### STATED TASK
Every line holding the string "color" should be gathered.

### DATA LISTING

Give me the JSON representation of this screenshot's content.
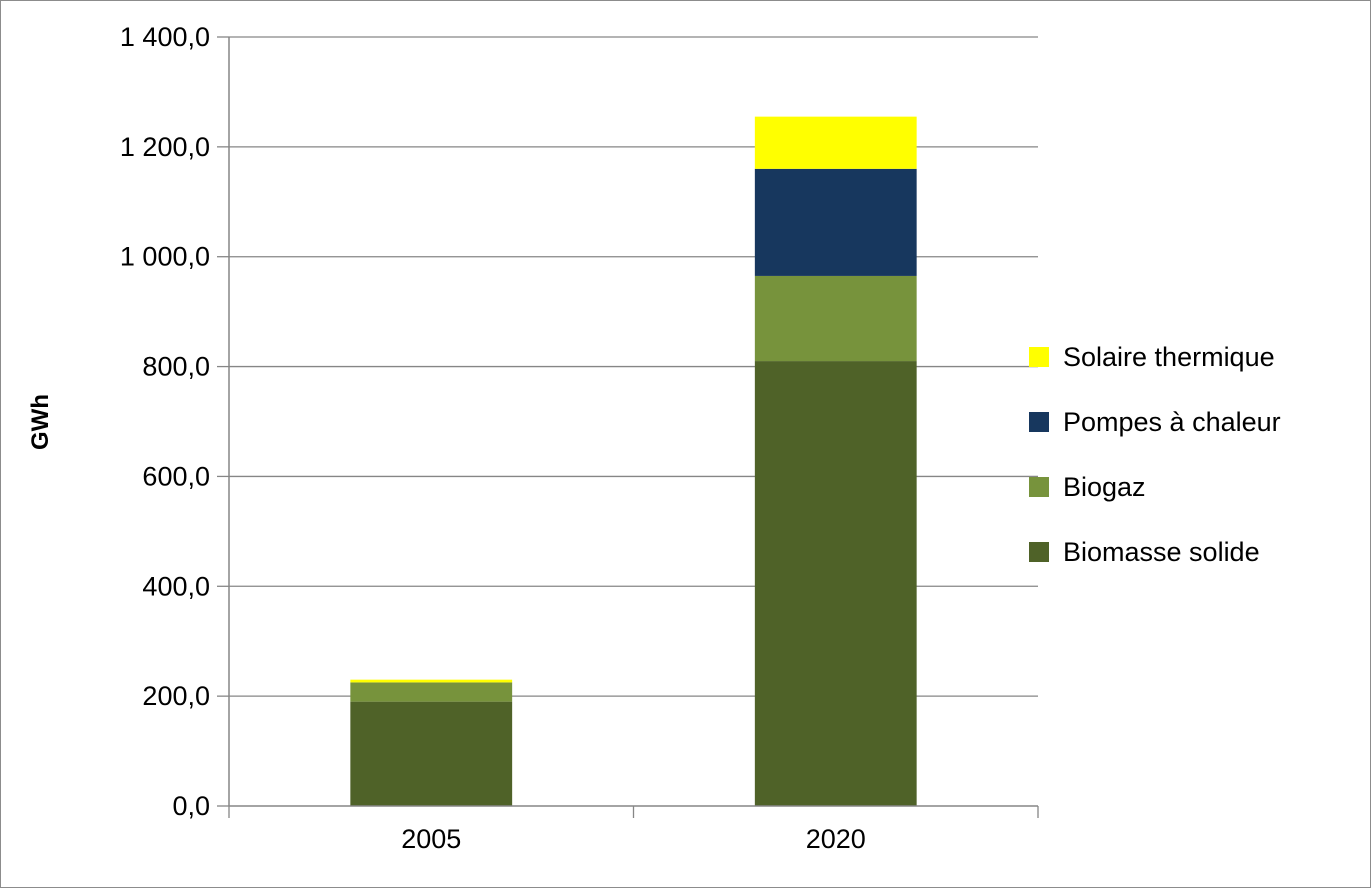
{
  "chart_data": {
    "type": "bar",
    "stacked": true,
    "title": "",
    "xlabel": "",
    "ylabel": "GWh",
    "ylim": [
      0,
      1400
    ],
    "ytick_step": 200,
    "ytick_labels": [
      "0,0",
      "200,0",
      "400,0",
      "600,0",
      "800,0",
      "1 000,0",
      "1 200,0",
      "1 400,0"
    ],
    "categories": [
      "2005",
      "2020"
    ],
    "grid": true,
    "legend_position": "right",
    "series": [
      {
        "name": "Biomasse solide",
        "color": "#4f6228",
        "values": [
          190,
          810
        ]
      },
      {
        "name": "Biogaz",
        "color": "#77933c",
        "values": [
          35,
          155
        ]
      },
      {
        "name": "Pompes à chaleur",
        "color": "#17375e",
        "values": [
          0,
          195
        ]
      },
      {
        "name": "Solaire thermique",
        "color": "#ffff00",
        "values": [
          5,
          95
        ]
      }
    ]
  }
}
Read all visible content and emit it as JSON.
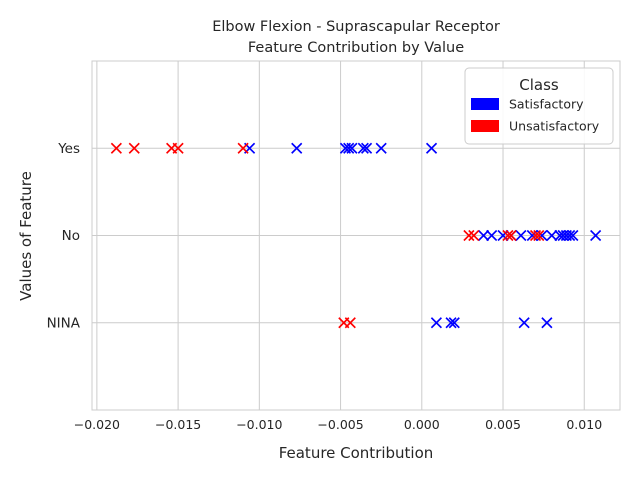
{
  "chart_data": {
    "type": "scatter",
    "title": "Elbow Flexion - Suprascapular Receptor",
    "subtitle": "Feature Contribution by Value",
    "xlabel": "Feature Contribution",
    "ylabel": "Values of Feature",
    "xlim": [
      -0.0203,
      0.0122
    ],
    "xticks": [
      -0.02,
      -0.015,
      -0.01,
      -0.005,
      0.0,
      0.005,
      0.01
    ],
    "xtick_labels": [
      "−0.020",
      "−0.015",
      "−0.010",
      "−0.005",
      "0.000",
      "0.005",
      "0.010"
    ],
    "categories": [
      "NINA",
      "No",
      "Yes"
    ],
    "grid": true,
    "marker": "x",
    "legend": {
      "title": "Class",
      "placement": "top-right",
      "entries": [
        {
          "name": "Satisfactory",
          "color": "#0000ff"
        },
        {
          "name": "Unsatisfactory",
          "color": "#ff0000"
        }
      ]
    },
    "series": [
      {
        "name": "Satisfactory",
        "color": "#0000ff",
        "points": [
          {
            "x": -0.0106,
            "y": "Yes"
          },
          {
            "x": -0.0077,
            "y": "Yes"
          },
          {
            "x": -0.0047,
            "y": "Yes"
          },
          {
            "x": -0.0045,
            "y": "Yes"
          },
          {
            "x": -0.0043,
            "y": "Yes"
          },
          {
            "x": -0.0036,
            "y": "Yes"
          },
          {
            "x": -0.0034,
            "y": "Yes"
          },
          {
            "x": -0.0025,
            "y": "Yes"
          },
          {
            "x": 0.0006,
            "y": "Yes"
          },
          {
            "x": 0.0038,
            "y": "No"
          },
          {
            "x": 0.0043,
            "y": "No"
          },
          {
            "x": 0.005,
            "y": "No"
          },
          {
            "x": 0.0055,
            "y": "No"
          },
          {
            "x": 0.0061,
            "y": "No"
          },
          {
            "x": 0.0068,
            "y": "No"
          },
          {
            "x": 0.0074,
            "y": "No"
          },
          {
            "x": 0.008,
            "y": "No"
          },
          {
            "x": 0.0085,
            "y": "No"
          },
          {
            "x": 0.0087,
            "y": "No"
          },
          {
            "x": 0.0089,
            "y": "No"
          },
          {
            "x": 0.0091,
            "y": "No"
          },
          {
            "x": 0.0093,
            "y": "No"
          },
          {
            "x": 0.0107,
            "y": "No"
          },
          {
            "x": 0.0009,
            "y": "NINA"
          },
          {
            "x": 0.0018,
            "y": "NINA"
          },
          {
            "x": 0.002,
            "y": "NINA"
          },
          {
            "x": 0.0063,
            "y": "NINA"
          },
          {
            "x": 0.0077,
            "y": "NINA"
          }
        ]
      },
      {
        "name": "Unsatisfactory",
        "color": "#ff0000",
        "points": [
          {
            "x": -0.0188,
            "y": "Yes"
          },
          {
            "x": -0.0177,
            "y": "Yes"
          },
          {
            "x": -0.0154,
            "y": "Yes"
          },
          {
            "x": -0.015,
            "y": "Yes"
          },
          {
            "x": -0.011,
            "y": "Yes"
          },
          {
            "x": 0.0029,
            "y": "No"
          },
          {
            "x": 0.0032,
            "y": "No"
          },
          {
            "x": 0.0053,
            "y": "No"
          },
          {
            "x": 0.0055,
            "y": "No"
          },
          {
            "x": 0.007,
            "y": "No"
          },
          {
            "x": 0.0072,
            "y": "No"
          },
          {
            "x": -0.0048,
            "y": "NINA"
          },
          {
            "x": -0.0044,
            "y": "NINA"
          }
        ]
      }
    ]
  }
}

### TASK ANSWER
        "color": "#4f6228",
        "color": "#77933c",
        "color": "#17375e",
        "color": "#ffff00",
          "color": "#0000ff"
          "color": "#ff0000"
        "color": "#0000ff",
        "color": "#ff0000",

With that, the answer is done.